**EXERCISE INPUTS**
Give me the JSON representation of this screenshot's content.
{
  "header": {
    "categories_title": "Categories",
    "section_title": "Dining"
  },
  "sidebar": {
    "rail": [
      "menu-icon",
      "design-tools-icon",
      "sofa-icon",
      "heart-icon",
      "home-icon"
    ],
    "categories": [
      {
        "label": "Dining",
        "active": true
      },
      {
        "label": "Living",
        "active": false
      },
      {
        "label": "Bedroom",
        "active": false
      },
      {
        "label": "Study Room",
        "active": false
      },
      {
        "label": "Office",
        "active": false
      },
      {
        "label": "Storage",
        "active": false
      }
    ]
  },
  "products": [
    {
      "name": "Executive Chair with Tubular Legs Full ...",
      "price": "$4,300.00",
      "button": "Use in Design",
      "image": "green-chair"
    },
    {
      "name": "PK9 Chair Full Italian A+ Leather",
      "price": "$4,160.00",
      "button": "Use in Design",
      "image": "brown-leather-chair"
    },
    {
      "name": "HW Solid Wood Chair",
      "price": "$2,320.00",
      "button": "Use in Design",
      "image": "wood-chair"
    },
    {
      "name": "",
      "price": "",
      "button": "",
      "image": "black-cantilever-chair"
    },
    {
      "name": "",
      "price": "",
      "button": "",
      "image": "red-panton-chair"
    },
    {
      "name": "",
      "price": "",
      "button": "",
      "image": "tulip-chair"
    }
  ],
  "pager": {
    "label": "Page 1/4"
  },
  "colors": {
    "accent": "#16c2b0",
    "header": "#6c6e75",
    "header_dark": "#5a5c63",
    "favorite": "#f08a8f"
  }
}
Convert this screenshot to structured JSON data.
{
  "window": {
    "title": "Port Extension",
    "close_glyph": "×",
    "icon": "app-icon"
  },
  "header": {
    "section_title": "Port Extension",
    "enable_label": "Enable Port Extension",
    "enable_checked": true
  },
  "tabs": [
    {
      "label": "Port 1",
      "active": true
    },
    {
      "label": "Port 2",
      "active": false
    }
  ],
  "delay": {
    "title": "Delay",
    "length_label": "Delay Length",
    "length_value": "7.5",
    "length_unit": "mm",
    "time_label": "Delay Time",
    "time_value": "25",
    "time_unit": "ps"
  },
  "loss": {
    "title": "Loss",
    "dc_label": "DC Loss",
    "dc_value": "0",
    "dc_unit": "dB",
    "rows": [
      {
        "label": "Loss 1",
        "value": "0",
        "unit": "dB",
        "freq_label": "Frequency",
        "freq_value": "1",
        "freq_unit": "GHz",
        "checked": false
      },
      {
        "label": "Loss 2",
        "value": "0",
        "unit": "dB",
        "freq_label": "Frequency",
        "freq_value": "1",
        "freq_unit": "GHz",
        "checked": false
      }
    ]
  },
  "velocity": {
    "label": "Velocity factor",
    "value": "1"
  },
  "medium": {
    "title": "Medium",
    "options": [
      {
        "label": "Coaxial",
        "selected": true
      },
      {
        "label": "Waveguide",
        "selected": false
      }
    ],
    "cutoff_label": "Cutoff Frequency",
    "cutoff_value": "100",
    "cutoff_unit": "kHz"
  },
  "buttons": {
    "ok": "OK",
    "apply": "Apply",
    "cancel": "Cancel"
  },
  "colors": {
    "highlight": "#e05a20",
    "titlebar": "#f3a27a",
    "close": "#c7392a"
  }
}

**INSTRUCTIONS TO FOLLOW**
In the material above, how many lines hold the word "Port"? Say only the number.

**RESPONSE TO THIS TASK**
5